Quote, without change, all of the lines that follow.

# Start of INPUT ROWS

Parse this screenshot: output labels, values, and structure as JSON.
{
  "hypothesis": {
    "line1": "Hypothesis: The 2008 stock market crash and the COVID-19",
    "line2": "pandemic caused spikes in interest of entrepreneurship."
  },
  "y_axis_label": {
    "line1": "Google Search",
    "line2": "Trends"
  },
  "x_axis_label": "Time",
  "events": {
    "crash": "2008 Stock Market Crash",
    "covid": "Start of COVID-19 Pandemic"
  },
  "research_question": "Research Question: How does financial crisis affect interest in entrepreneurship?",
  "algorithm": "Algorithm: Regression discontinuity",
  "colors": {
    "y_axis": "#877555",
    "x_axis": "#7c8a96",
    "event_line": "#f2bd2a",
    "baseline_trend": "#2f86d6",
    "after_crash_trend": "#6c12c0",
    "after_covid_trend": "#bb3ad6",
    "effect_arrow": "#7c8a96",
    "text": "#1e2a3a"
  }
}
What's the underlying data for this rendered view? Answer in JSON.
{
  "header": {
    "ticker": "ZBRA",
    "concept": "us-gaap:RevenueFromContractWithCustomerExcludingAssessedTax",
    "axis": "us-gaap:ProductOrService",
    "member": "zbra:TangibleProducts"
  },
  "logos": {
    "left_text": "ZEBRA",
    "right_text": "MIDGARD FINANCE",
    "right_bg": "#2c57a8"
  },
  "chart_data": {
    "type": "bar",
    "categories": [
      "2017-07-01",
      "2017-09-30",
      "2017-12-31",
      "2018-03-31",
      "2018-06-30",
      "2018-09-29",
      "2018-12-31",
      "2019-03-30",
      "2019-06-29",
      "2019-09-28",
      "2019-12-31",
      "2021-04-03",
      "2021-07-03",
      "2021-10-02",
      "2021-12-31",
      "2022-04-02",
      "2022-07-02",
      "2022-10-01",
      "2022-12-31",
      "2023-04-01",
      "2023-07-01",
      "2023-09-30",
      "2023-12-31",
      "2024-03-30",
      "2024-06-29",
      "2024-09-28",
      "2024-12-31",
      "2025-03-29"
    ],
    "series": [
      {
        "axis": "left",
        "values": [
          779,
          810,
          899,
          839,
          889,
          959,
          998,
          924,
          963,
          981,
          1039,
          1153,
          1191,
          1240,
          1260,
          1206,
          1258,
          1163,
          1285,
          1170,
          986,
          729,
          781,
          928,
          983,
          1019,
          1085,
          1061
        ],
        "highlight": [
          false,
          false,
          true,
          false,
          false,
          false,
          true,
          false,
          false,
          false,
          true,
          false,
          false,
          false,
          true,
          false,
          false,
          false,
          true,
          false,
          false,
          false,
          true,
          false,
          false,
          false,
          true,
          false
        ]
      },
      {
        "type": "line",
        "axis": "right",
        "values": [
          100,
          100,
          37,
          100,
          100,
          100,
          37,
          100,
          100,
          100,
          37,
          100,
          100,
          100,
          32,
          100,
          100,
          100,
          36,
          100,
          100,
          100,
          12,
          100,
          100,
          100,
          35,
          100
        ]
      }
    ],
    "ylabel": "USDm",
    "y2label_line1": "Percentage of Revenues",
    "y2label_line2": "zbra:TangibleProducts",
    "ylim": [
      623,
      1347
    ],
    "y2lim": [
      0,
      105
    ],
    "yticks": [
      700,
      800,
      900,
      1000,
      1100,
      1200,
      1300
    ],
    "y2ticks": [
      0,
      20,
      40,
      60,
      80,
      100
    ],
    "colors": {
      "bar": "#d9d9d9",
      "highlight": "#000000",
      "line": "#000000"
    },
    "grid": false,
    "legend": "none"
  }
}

# End of INPUT ROWS

FINISHED TASK:
Parse this screenshot: output labels, values, and structure as JSON.
{
  "hypothesis": {
    "line1": "Hypothesis: The 2008 stock market crash and the COVID-19",
    "line2": "pandemic caused spikes in interest of entrepreneurship."
  },
  "y_axis_label": {
    "line1": "Google Search",
    "line2": "Trends"
  },
  "x_axis_label": "Time",
  "events": {
    "crash": "2008 Stock Market Crash",
    "covid": "Start of COVID-19 Pandemic"
  },
  "research_question": "Research Question: How does financial crisis affect interest in entrepreneurship?",
  "algorithm": "Algorithm: Regression discontinuity",
  "colors": {
    "y_axis": "#877555",
    "x_axis": "#7c8a96",
    "event_line": "#f2bd2a",
    "baseline_trend": "#2f86d6",
    "after_crash_trend": "#6c12c0",
    "after_covid_trend": "#bb3ad6",
    "effect_arrow": "#7c8a96",
    "text": "#1e2a3a"
  }
}
What's the underlying data for this rendered view? Answer in JSON.
{
  "header": {
    "ticker": "ZBRA",
    "concept": "us-gaap:RevenueFromContractWithCustomerExcludingAssessedTax",
    "axis": "us-gaap:ProductOrService",
    "member": "zbra:TangibleProducts"
  },
  "logos": {
    "left_text": "ZEBRA",
    "right_text": "MIDGARD FINANCE",
    "right_bg": "#2c57a8"
  },
  "chart_data": {
    "type": "bar",
    "categories": [
      "2017-07-01",
      "2017-09-30",
      "2017-12-31",
      "2018-03-31",
      "2018-06-30",
      "2018-09-29",
      "2018-12-31",
      "2019-03-30",
      "2019-06-29",
      "2019-09-28",
      "2019-12-31",
      "2021-04-03",
      "2021-07-03",
      "2021-10-02",
      "2021-12-31",
      "2022-04-02",
      "2022-07-02",
      "2022-10-01",
      "2022-12-31",
      "2023-04-01",
      "2023-07-01",
      "2023-09-30",
      "2023-12-31",
      "2024-03-30",
      "2024-06-29",
      "2024-09-28",
      "2024-12-31",
      "2025-03-29"
    ],
    "series": [
      {
        "axis": "left",
        "values": [
          779,
          810,
          899,
          839,
          889,
          959,
          998,
          924,
          963,
          981,
          1039,
          1153,
          1191,
          1240,
          1260,
          1206,
          1258,
          1163,
          1285,
          1170,
          986,
          729,
          781,
          928,
          983,
          1019,
          1085,
          1061
        ],
        "highlight": [
          false,
          false,
          true,
          false,
          false,
          false,
          true,
          false,
          false,
          false,
          true,
          false,
          false,
          false,
          true,
          false,
          false,
          false,
          true,
          false,
          false,
          false,
          true,
          false,
          false,
          false,
          true,
          false
        ]
      },
      {
        "type": "line",
        "axis": "right",
        "values": [
          100,
          100,
          37,
          100,
          100,
          100,
          37,
          100,
          100,
          100,
          37,
          100,
          100,
          100,
          32,
          100,
          100,
          100,
          36,
          100,
          100,
          100,
          12,
          100,
          100,
          100,
          35,
          100
        ]
      }
    ],
    "ylabel": "USDm",
    "y2label_line1": "Percentage of Revenues",
    "y2label_line2": "zbra:TangibleProducts",
    "ylim": [
      623,
      1347
    ],
    "y2lim": [
      0,
      105
    ],
    "yticks": [
      700,
      800,
      900,
      1000,
      1100,
      1200,
      1300
    ],
    "y2ticks": [
      0,
      20,
      40,
      60,
      80,
      100
    ],
    "colors": {
      "bar": "#d9d9d9",
      "highlight": "#000000",
      "line": "#000000"
    },
    "grid": false,
    "legend": "none"
  }
}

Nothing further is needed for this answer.